* begin Source document *

This is particularly useful for regular expression patterns, where you're likely to have plenty of backslashes that you want as part of the pattern, not interpreted out by Python before it gets there. Always use raw strings for regular expression patterns.

Gotcha Alert: If the backslash is the last character in your raw string, it'll still act to escape out your closing quote, and create a syntax error as a result. That has to do with Python's own language lexing rules, not with strings.

The other "type" of string is a formatted string, or f-string, which is new as of Python 3.6. It allows you to insert the values of variables into a string in a very pretty way, without having to bother with concatenation or conversion like we did earlier.

We precede the string with an f. Inside, we can substitute our variables by wrapping them in {...}. We put it all together like this...


netWorth = 52348493767.50
richestDuck = "Scrooge McDuck"
print(f"{richestDuck} has a net worth of ${netWorth}.")
>>> Scrooge McDuck has a net worth of $52348493767.5.

You're not just limited to variables in those curly braces ({...}) either! You can actually put just about any valid Python code in there, including math, function calls, expressions...whatever you need.

Compared to the older str.format() methods and % formatting (neither of which I'll be covering here), f-strings are much faster. That's because they're evaluated before the code is run.

Formatted strings were defined by PEP 498, so go there for more information.

* end Source document *

● Instruction 1
Summarize the passage on Python strings in two sentences.
The text and the records are unrelated material.

* begin Task inputs *

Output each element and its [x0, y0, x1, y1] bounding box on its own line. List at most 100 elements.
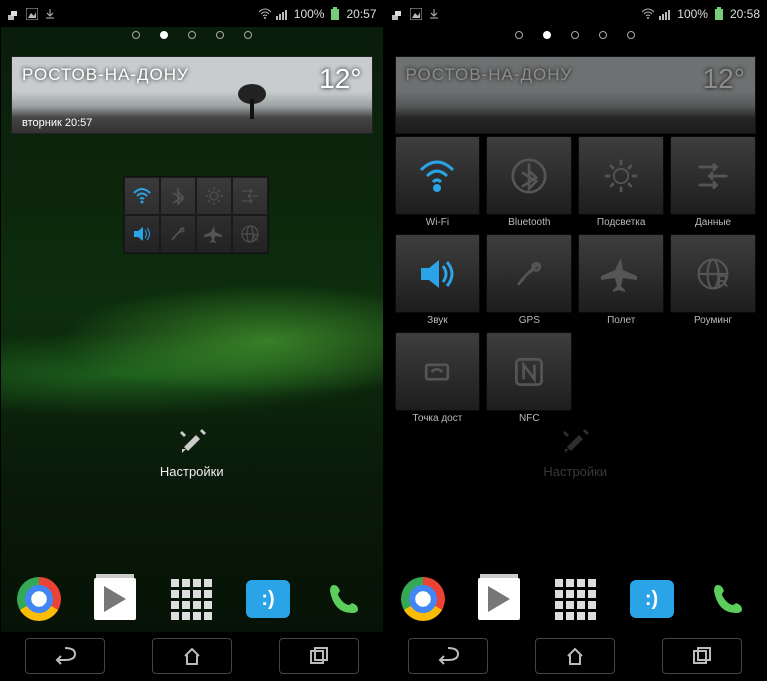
data-toggle[interactable]: [232, 177, 268, 215]
play-store-app[interactable]: [90, 574, 140, 624]
tile-hotspot[interactable]: Точка дост: [395, 332, 481, 424]
weather-widget[interactable]: РОСТОВ-НА-ДОНУ 12° вторник 20:57: [11, 56, 373, 134]
quick-toggle-mini-widget[interactable]: R: [123, 176, 269, 254]
page-dot[interactable]: [188, 31, 196, 39]
airplane-toggle[interactable]: [196, 215, 232, 253]
tile-roaming[interactable]: R Роуминг: [670, 234, 756, 326]
tile-label: Звук: [427, 315, 448, 326]
apps-grid-icon: [171, 579, 212, 620]
tree-icon: [232, 84, 272, 119]
battery-pct: 100%: [294, 7, 325, 21]
play-icon: [94, 578, 136, 620]
roaming-icon: R: [695, 256, 731, 292]
tile-wifi[interactable]: Wi-Fi: [395, 136, 481, 228]
phone-left-home: 100% 20:57 РОСТОВ-НА-ДОНУ 12° вторник 20…: [0, 0, 384, 681]
tile-sound[interactable]: Звук: [395, 234, 481, 326]
download-icon: [43, 7, 57, 21]
tile-bluetooth[interactable]: Bluetooth: [486, 136, 572, 228]
phone-icon: [708, 579, 748, 619]
weather-temp: 12°: [319, 63, 361, 95]
svg-text:R: R: [717, 272, 729, 290]
sms-icon: :): [630, 580, 674, 618]
back-button[interactable]: [408, 638, 488, 674]
chrome-icon: [401, 577, 445, 621]
play-icon: [478, 578, 520, 620]
home-button[interactable]: [535, 638, 615, 674]
settings-shortcut[interactable]: Настройки: [1, 421, 383, 479]
status-bar: 100% 20:57: [1, 1, 383, 27]
signal-icon: [276, 7, 290, 21]
phone-right-quicksettings: 100% 20:58 РОСТОВ-НА-ДОНУ 12° Wi-Fi Blue…: [384, 0, 767, 681]
back-button[interactable]: [25, 638, 105, 674]
signal-icon: [659, 7, 673, 21]
tile-nfc[interactable]: NFC: [486, 332, 572, 424]
tile-label: Подсветка: [597, 217, 646, 228]
tile-brightness[interactable]: Подсветка: [578, 136, 664, 228]
page-dot[interactable]: [216, 31, 224, 39]
clock: 20:58: [730, 7, 760, 21]
svg-text:R: R: [253, 234, 259, 243]
chrome-app[interactable]: [14, 574, 64, 624]
tile-label: Bluetooth: [508, 217, 550, 228]
quick-settings-panel: Wi-Fi Bluetooth Подсветка Данные Звук GP…: [395, 136, 757, 424]
recent-button[interactable]: [279, 638, 359, 674]
weather-dayline: вторник 20:57: [22, 117, 92, 129]
weather-city: РОСТОВ-НА-ДОНУ: [22, 65, 189, 85]
all-apps[interactable]: [550, 574, 600, 624]
messaging-app[interactable]: :): [243, 574, 293, 624]
tile-label: Роуминг: [694, 315, 732, 326]
brightness-toggle[interactable]: [196, 177, 232, 215]
settings-shortcut-dim: Настройки: [385, 421, 767, 479]
page-dot[interactable]: [627, 31, 635, 39]
page-dot[interactable]: [599, 31, 607, 39]
bluetooth-icon: [511, 158, 547, 194]
play-store-app[interactable]: [474, 574, 524, 624]
bluetooth-toggle[interactable]: [160, 177, 196, 215]
home-button[interactable]: [152, 638, 232, 674]
page-dot[interactable]: [132, 31, 140, 39]
page-dot[interactable]: [515, 31, 523, 39]
page-indicator: [1, 31, 383, 39]
download-icon: [427, 7, 441, 21]
notif-icon: [391, 7, 405, 21]
tile-label: GPS: [519, 315, 540, 326]
tile-data[interactable]: Данные: [670, 136, 756, 228]
phone-icon: [324, 579, 364, 619]
image-icon: [25, 7, 39, 21]
hotspot-icon: [419, 354, 455, 390]
weather-widget-dim: РОСТОВ-НА-ДОНУ 12°: [395, 56, 757, 134]
sound-toggle[interactable]: [124, 215, 160, 253]
chrome-icon: [17, 577, 61, 621]
page-dot[interactable]: [571, 31, 579, 39]
notif-icon: [7, 7, 21, 21]
phone-app[interactable]: [319, 574, 369, 624]
tile-label: Полет: [607, 315, 635, 326]
tile-label: Данные: [695, 217, 731, 228]
all-apps[interactable]: [167, 574, 217, 624]
weather-city: РОСТОВ-НА-ДОНУ: [406, 65, 573, 85]
gps-toggle[interactable]: [160, 215, 196, 253]
phone-app[interactable]: [703, 574, 753, 624]
page-dot[interactable]: [160, 31, 168, 39]
battery-pct: 100%: [677, 7, 708, 21]
airplane-icon: [601, 254, 641, 294]
wifi-icon: [641, 7, 655, 21]
page-indicator: [385, 31, 767, 39]
nav-bar: [1, 632, 383, 680]
tile-airplane[interactable]: Полет: [578, 234, 664, 326]
chrome-app[interactable]: [398, 574, 448, 624]
roaming-toggle[interactable]: R: [232, 215, 268, 253]
weather-temp: 12°: [703, 63, 745, 95]
wifi-icon: [258, 7, 272, 21]
battery-icon: [328, 7, 342, 21]
wifi-toggle[interactable]: [124, 177, 160, 215]
page-dot[interactable]: [543, 31, 551, 39]
recent-button[interactable]: [662, 638, 742, 674]
messaging-app[interactable]: :): [627, 574, 677, 624]
tile-gps[interactable]: GPS: [486, 234, 572, 326]
image-icon: [409, 7, 423, 21]
sound-icon: [417, 254, 457, 294]
nav-bar: [385, 632, 767, 680]
sms-icon: :): [246, 580, 290, 618]
page-dot[interactable]: [244, 31, 252, 39]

* end Task inputs *

● Instruction 2
In the records, take the part that opens with the line containing "data-toggle[interactable]: [232, 177, 268, 215]" and closes with the line containing "play-icon: [94, 578, 136, 620]", and write out those lines again with "roaming-tile" substituted for "tile-roaming" and nothing else changed.

● Exercise output 1
Raw strings suit regular expression patterns because their backslashes stay in the pattern, although a backslash at the end of a raw string still escapes the closing quote and causes a syntax error. Formatted strings, new as of Python 3.6 and marked with a preceding f, let variables and almost any valid Python code be placed inside curly braces, and they are much faster than the older str.format() methods and % formatting.

● Exercise output 2
data-toggle[interactable]: [232, 177, 268, 215]
play-store-app[interactable]: [90, 574, 140, 624]
tile-hotspot[interactable]: Точка дост: [395, 332, 481, 424]
weather-widget[interactable]: РОСТОВ-НА-ДОНУ 12° вторник 20:57: [11, 56, 373, 134]
quick-toggle-mini-widget[interactable]: R: [123, 176, 269, 254]
page-dot[interactable]: [188, 31, 196, 39]
airplane-toggle[interactable]: [196, 215, 232, 253]
roaming-tile[interactable]: R Роуминг: [670, 234, 756, 326]
tile-label: Звук: [427, 315, 448, 326]
apps-grid-icon: [171, 579, 212, 620]
tree-icon: [232, 84, 272, 119]
battery-pct: 100%: [294, 7, 325, 21]
play-icon: [94, 578, 136, 620]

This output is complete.